Rewrite the material from its start through the line containing "485, 540, 509]" as a Markdown table with the columns Row and Entry, omitting any blank lines.

-- start Data in this exercise --

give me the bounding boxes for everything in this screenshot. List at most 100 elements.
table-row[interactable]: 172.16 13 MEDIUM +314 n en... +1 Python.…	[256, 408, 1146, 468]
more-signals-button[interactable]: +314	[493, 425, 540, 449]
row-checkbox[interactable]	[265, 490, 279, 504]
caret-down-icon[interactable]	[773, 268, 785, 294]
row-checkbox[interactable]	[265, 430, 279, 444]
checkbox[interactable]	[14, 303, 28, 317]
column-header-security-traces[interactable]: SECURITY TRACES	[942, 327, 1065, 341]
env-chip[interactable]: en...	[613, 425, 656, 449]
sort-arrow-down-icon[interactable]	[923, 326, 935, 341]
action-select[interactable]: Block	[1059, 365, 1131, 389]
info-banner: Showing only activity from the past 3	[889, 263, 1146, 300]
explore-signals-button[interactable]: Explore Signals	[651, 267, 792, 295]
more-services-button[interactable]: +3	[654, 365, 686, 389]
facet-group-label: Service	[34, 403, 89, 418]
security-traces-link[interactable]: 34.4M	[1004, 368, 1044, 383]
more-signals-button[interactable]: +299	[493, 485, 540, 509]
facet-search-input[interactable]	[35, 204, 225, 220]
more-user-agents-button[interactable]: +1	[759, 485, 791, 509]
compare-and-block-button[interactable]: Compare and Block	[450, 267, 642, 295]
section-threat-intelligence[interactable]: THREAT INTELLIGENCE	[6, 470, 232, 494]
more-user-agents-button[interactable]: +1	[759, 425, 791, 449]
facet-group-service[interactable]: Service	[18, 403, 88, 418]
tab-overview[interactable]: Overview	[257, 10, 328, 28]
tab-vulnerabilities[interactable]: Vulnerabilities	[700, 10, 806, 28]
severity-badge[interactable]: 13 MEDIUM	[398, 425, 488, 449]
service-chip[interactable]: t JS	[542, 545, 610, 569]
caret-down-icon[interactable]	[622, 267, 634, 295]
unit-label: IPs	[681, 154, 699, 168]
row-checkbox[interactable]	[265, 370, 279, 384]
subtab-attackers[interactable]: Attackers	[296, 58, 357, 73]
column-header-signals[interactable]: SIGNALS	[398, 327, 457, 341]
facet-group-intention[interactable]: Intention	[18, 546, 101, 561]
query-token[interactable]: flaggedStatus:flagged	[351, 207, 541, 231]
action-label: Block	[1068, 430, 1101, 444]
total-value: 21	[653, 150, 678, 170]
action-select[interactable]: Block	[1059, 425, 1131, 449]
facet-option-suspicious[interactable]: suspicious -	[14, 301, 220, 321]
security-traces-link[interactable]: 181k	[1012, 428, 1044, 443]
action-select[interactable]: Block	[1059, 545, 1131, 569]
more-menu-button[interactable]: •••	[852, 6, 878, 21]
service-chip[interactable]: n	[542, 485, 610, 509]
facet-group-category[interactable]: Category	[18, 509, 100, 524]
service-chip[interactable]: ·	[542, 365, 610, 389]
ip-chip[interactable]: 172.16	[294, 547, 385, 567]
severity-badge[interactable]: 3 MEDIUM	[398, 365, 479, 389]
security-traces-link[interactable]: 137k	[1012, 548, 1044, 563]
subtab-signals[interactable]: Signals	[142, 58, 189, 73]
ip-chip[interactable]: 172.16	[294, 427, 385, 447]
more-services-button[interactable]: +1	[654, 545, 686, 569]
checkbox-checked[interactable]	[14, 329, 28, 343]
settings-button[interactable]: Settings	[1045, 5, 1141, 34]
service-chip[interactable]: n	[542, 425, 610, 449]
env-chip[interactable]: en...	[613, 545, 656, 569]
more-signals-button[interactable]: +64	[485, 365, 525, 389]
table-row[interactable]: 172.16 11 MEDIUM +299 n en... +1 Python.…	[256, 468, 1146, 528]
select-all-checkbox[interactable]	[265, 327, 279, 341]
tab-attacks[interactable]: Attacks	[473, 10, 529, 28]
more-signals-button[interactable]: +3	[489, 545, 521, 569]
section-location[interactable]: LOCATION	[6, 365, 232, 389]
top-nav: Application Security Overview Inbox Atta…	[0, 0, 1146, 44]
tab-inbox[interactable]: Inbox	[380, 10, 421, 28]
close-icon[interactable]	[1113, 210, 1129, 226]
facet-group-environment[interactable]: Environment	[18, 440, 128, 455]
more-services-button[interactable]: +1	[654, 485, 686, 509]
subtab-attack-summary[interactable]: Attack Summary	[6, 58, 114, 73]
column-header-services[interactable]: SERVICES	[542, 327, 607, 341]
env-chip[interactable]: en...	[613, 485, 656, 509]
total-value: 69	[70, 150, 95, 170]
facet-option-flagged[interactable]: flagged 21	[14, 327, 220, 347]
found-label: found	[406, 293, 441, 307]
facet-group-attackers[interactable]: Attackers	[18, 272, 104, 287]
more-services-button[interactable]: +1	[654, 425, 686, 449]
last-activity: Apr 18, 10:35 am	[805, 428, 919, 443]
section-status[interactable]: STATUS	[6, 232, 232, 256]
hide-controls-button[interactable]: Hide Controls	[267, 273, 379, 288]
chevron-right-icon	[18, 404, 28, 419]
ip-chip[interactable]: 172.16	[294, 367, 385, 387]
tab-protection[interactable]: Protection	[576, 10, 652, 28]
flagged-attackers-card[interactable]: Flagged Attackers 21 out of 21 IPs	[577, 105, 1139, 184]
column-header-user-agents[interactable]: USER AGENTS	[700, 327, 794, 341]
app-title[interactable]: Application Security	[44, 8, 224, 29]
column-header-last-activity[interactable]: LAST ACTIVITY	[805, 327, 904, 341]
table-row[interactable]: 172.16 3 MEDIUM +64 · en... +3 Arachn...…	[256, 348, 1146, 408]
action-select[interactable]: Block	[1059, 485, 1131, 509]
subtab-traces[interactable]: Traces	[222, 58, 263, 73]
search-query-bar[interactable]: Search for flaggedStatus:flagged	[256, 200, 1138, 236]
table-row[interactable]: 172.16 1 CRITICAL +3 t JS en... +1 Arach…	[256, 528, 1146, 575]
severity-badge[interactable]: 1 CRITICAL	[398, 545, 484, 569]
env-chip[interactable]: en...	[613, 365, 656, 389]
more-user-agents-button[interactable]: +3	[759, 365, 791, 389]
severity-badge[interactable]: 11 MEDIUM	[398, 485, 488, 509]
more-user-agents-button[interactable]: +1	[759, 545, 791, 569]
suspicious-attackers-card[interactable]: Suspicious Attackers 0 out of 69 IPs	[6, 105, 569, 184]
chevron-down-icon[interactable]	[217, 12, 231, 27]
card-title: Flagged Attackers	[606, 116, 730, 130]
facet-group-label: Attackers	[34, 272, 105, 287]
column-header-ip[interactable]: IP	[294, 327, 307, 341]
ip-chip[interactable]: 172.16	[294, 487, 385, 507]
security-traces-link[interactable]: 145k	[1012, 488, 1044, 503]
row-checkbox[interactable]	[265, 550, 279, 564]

-- end Data in this exercise --

▸ **The response**
| Row | Entry |
|---|---|
| 1 | give me the bounding boxes for everything in this screenshot. List at most 100 elements. |
| 2 | table-row[interactable]: 172.16 13 MEDIUM +314 n en... +1 Python.…	[256, 408, 1146, 468] |
| 3 | more-signals-button[interactable]: +314	[493, 425, 540, 449] |
| 4 | row-checkbox[interactable]	[265, 490, 279, 504] |
| 5 | caret-down-icon[interactable]	[773, 268, 785, 294] |
| 6 | row-checkbox[interactable]	[265, 430, 279, 444] |
| 7 | checkbox[interactable]	[14, 303, 28, 317] |
| 8 | column-header-security-traces[interactable]: SECURITY TRACES	[942, 327, 1065, 341] |
| 9 | env-chip[interactable]: en...	[613, 425, 656, 449] |
| 10 | sort-arrow-down-icon[interactable]	[923, 326, 935, 341] |
| 11 | action-select[interactable]: Block	[1059, 365, 1131, 389] |
| 12 | info-banner: Showing only activity from the past 3	[889, 263, 1146, 300] |
| 13 | explore-signals-button[interactable]: Explore Signals	[651, 267, 792, 295] |
| 14 | more-services-button[interactable]: +3	[654, 365, 686, 389] |
| 15 | facet-group-label: Service	[34, 403, 89, 418] |
| 16 | security-traces-link[interactable]: 34.4M	[1004, 368, 1044, 383] |
| 17 | more-signals-button[interactable]: +299	[493, 485, 540, 509] |